● Tasks for this exercise
1. Using the TV flicker comparison, quote the text starting with "Model FPS Speed" and going on through "mooncam (post-conversion)".
2. Answer these questions from the TV flicker comparison:
(a) How many frames per second does the CBS system have?
(b) What does an asterisk next to a system's name indicate?
(c) According to the notes, the "Speed Comparison" rating is a multiple of what?

● Text provided
Hawes Mechanical Television Archive by James T. Hawes, AA9DT
Two-Color Television Systems, Part 4

TV System Flicker Comparison

The table below compares speed and flicker characteristics of various television systems. You'll notice that the table includes both field-sequential and simultaneous color systems.


Model FPS Speed Comparison Flicker rating
Col-R-Tel, 3 colors* 10 100% D
Col-R-Tel, 2 colors* 30 300% A
Apollo color
mooncam* (on moon)
10 100% D
Apollo color
mooncam (post-conversion)
30 300% A
Spectrac* 30 300% A
Color-AT&T 16 160% C
CBS* 24 240% B
PAL 25 250% B
NTSC 30 300% A
Chromacoder* 30 300% A

*Indicates field-sequential. Rest are simultaneous color systems.

Notes

  • "Speed Comparison" is a rating of color frames per second. This rating is a multiple of 10 fps.

  • Apollo color mooncams are field-sequential at camera, but output from downlink is simultaneous, NTSC, PAL or SECAM color.

● Listed records
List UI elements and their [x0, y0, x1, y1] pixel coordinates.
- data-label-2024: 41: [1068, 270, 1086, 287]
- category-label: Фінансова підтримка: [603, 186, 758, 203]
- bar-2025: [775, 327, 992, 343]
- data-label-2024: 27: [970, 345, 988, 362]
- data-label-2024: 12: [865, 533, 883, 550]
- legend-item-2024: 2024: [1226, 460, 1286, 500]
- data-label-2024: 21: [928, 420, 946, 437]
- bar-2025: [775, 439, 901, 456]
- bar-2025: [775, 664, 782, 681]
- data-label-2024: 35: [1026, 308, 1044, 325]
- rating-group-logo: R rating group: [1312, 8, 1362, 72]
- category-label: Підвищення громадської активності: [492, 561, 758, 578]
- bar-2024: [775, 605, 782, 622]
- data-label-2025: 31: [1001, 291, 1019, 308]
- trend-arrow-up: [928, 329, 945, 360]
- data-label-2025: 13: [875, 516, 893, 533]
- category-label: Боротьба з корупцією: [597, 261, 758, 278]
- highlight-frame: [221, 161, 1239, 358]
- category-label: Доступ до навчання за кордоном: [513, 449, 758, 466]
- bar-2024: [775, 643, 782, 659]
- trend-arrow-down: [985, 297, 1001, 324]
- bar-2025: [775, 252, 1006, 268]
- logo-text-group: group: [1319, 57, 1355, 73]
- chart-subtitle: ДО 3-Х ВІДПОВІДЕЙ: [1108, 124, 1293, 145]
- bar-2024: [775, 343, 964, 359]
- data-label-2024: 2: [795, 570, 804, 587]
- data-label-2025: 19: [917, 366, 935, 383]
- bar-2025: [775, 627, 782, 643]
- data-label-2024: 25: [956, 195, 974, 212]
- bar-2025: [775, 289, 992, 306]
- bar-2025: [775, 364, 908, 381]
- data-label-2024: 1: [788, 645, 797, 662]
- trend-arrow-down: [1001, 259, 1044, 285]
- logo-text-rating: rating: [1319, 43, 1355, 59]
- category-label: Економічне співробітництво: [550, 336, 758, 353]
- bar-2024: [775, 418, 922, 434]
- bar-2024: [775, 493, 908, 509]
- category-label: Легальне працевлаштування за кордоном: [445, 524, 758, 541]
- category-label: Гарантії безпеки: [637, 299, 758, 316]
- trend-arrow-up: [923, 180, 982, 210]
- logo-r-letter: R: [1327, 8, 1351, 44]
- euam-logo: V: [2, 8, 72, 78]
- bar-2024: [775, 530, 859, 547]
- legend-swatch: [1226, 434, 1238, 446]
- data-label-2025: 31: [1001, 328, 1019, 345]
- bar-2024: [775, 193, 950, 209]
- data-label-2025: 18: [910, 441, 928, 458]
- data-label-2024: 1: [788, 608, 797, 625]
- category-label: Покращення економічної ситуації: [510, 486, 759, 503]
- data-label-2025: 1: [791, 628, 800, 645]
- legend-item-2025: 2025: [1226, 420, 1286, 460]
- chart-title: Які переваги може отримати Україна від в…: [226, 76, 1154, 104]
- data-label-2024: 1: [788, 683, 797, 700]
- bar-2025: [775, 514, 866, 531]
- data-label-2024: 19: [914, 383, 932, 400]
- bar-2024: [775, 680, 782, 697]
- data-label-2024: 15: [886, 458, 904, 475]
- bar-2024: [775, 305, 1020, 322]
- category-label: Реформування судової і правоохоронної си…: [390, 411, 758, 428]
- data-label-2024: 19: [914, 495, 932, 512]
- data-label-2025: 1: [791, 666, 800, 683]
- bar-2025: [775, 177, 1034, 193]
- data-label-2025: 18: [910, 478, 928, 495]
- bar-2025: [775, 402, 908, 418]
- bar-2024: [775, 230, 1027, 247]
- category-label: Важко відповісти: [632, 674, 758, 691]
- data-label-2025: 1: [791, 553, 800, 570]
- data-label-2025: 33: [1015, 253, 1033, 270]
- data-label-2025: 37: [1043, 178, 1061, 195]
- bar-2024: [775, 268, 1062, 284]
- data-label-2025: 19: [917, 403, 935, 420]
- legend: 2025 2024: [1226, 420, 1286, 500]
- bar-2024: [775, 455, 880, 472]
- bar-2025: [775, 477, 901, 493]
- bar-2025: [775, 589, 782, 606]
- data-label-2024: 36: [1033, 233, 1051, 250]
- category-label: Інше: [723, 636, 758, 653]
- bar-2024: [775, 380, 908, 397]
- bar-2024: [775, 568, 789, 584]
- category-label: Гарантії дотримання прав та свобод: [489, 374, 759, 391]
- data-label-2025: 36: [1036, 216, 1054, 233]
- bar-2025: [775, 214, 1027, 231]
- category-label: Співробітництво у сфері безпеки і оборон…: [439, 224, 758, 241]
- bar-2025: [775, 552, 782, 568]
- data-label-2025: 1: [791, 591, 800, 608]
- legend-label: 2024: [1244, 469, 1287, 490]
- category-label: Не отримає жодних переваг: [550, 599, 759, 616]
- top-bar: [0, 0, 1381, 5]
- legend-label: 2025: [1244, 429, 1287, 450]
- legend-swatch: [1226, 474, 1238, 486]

● Task-by-task results
1.
Model FPS Speed Comparison Flicker rating
Col-R-Tel, 3 colors* 10 100% D
Col-R-Tel, 2 colors* 30 300% A
Apollo color
mooncam* (on moon)
10 100% D
Apollo color
mooncam (post-conversion)

2.
(a) 24
(b) That the system is field-sequential
(c) 10 fps